» **Exercise prompt**:
Set down the material once more, exactly as it appears.

» **Dataset rows**:
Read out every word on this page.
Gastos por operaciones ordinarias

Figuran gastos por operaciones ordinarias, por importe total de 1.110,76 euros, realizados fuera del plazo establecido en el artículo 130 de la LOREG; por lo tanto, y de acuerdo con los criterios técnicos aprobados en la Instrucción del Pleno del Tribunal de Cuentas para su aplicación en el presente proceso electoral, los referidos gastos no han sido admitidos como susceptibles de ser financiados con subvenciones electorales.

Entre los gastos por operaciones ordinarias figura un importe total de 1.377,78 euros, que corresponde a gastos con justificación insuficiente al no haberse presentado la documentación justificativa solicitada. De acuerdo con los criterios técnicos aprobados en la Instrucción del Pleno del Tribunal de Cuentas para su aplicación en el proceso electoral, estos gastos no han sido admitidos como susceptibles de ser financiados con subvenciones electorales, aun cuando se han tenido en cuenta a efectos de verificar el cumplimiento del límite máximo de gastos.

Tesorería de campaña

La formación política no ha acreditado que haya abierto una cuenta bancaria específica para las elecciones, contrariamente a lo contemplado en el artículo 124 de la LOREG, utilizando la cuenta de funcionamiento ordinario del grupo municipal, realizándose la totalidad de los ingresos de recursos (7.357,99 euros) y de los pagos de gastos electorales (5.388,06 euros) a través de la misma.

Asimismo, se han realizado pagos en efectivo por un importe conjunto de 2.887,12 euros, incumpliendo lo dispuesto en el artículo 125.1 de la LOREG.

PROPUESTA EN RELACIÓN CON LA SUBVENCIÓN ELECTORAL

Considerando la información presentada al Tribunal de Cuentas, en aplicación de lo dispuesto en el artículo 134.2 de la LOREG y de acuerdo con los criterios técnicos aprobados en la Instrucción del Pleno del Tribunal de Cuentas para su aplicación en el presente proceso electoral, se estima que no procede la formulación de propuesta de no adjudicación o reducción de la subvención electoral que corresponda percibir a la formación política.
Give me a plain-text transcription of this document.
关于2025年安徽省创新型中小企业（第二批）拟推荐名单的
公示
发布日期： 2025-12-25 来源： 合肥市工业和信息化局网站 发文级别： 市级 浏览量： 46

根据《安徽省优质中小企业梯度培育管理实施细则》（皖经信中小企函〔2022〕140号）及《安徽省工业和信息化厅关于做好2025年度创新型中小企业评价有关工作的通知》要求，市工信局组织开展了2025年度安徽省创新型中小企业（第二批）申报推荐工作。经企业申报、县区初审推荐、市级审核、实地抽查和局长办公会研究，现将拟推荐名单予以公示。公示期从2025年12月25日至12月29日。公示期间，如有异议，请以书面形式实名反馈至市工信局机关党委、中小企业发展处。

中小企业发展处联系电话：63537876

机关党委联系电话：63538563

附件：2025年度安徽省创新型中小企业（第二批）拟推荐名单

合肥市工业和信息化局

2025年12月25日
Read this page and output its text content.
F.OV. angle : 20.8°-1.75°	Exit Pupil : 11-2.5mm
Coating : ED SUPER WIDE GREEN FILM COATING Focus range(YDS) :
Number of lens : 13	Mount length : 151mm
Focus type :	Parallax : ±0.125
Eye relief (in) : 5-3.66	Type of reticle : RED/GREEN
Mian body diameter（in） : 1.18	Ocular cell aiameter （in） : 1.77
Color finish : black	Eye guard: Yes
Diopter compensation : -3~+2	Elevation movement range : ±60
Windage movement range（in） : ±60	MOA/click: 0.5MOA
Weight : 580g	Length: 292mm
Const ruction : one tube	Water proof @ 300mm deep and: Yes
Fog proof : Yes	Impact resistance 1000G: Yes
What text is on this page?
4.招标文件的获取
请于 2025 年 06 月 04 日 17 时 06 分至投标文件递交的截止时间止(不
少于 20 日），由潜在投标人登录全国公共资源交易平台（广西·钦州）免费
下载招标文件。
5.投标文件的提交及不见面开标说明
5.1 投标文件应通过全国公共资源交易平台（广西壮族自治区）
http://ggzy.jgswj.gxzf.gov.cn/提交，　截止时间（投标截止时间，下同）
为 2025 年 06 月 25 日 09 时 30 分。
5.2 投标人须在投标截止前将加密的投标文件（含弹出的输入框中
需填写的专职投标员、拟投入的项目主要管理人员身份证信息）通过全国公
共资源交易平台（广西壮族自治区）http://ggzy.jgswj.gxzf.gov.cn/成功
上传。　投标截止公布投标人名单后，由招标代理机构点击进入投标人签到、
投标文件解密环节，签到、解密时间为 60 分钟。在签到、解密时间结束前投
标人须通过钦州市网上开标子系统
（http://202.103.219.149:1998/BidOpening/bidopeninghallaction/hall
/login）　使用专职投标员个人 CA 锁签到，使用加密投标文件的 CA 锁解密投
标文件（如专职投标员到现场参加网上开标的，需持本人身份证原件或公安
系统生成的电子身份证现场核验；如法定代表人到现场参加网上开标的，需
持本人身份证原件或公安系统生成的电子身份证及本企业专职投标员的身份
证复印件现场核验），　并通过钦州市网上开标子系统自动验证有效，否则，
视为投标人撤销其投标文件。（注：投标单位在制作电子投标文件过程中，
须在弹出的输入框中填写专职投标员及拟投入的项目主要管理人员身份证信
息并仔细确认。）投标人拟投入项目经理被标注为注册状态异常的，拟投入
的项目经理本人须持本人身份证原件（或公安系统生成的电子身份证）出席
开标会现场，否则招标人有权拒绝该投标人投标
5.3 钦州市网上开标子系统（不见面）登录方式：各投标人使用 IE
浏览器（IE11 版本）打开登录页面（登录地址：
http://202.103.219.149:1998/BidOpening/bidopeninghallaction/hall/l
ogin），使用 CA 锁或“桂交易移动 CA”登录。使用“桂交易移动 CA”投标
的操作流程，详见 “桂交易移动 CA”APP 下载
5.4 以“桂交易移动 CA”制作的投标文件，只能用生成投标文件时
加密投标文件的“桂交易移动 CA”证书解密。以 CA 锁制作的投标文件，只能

» **Problem solution**:
Read out every word on this page.
Gastos por operaciones ordinarias

Figuran gastos por operaciones ordinarias, por importe total de 1.110,76 euros, realizados fuera del plazo establecido en el artículo 130 de la LOREG; por lo tanto, y de acuerdo con los criterios técnicos aprobados en la Instrucción del Pleno del Tribunal de Cuentas para su aplicación en el presente proceso electoral, los referidos gastos no han sido admitidos como susceptibles de ser financiados con subvenciones electorales.

Entre los gastos por operaciones ordinarias figura un importe total de 1.377,78 euros, que corresponde a gastos con justificación insuficiente al no haberse presentado la documentación justificativa solicitada. De acuerdo con los criterios técnicos aprobados en la Instrucción del Pleno del Tribunal de Cuentas para su aplicación en el proceso electoral, estos gastos no han sido admitidos como susceptibles de ser financiados con subvenciones electorales, aun cuando se han tenido en cuenta a efectos de verificar el cumplimiento del límite máximo de gastos.

Tesorería de campaña

La formación política no ha acreditado que haya abierto una cuenta bancaria específica para las elecciones, contrariamente a lo contemplado en el artículo 124 de la LOREG, utilizando la cuenta de funcionamiento ordinario del grupo municipal, realizándose la totalidad de los ingresos de recursos (7.357,99 euros) y de los pagos de gastos electorales (5.388,06 euros) a través de la misma.

Asimismo, se han realizado pagos en efectivo por un importe conjunto de 2.887,12 euros, incumpliendo lo dispuesto en el artículo 125.1 de la LOREG.

PROPUESTA EN RELACIÓN CON LA SUBVENCIÓN ELECTORAL

Considerando la información presentada al Tribunal de Cuentas, en aplicación de lo dispuesto en el artículo 134.2 de la LOREG y de acuerdo con los criterios técnicos aprobados en la Instrucción del Pleno del Tribunal de Cuentas para su aplicación en el presente proceso electoral, se estima que no procede la formulación de propuesta de no adjudicación o reducción de la subvención electoral que corresponda percibir a la formación política.
Give me a plain-text transcription of this document.
关于2025年安徽省创新型中小企业（第二批）拟推荐名单的
公示
发布日期： 2025-12-25 来源： 合肥市工业和信息化局网站 发文级别： 市级 浏览量： 46

根据《安徽省优质中小企业梯度培育管理实施细则》（皖经信中小企函〔2022〕140号）及《安徽省工业和信息化厅关于做好2025年度创新型中小企业评价有关工作的通知》要求，市工信局组织开展了2025年度安徽省创新型中小企业（第二批）申报推荐工作。经企业申报、县区初审推荐、市级审核、实地抽查和局长办公会研究，现将拟推荐名单予以公示。公示期从2025年12月25日至12月29日。公示期间，如有异议，请以书面形式实名反馈至市工信局机关党委、中小企业发展处。

中小企业发展处联系电话：63537876

机关党委联系电话：63538563

附件：2025年度安徽省创新型中小企业（第二批）拟推荐名单

合肥市工业和信息化局

2025年12月25日
Read this page and output its text content.
F.OV. angle : 20.8°-1.75°	Exit Pupil : 11-2.5mm
Coating : ED SUPER WIDE GREEN FILM COATING Focus range(YDS) :
Number of lens : 13	Mount length : 151mm
Focus type :	Parallax : ±0.125
Eye relief (in) : 5-3.66	Type of reticle : RED/GREEN
Mian body diameter（in） : 1.18	Ocular cell aiameter （in） : 1.77
Color finish : black	Eye guard: Yes
Diopter compensation : -3~+2	Elevation movement range : ±60
Windage movement range（in） : ±60	MOA/click: 0.5MOA
Weight : 580g	Length: 292mm
Const ruction : one tube	Water proof @ 300mm deep and: Yes
Fog proof : Yes	Impact resistance 1000G: Yes
What text is on this page?
4.招标文件的获取
请于 2025 年 06 月 04 日 17 时 06 分至投标文件递交的截止时间止(不
少于 20 日），由潜在投标人登录全国公共资源交易平台（广西·钦州）免费
下载招标文件。
5.投标文件的提交及不见面开标说明
5.1 投标文件应通过全国公共资源交易平台（广西壮族自治区）
http://ggzy.jgswj.gxzf.gov.cn/提交，　截止时间（投标截止时间，下同）
为 2025 年 06 月 25 日 09 时 30 分。
5.2 投标人须在投标截止前将加密的投标文件（含弹出的输入框中
需填写的专职投标员、拟投入的项目主要管理人员身份证信息）通过全国公
共资源交易平台（广西壮族自治区）http://ggzy.jgswj.gxzf.gov.cn/成功
上传。　投标截止公布投标人名单后，由招标代理机构点击进入投标人签到、
投标文件解密环节，签到、解密时间为 60 分钟。在签到、解密时间结束前投
标人须通过钦州市网上开标子系统
（http://202.103.219.149:1998/BidOpening/bidopeninghallaction/hall
/login）　使用专职投标员个人 CA 锁签到，使用加密投标文件的 CA 锁解密投
标文件（如专职投标员到现场参加网上开标的，需持本人身份证原件或公安
系统生成的电子身份证现场核验；如法定代表人到现场参加网上开标的，需
持本人身份证原件或公安系统生成的电子身份证及本企业专职投标员的身份
证复印件现场核验），　并通过钦州市网上开标子系统自动验证有效，否则，
视为投标人撤销其投标文件。（注：投标单位在制作电子投标文件过程中，
须在弹出的输入框中填写专职投标员及拟投入的项目主要管理人员身份证信
息并仔细确认。）投标人拟投入项目经理被标注为注册状态异常的，拟投入
的项目经理本人须持本人身份证原件（或公安系统生成的电子身份证）出席
开标会现场，否则招标人有权拒绝该投标人投标
5.3 钦州市网上开标子系统（不见面）登录方式：各投标人使用 IE
浏览器（IE11 版本）打开登录页面（登录地址：
http://202.103.219.149:1998/BidOpening/bidopeninghallaction/hall/l
ogin），使用 CA 锁或“桂交易移动 CA”登录。使用“桂交易移动 CA”投标
的操作流程，详见 “桂交易移动 CA”APP 下载
5.4 以“桂交易移动 CA”制作的投标文件，只能用生成投标文件时
加密投标文件的“桂交易移动 CA”证书解密。以 CA 锁制作的投标文件，只能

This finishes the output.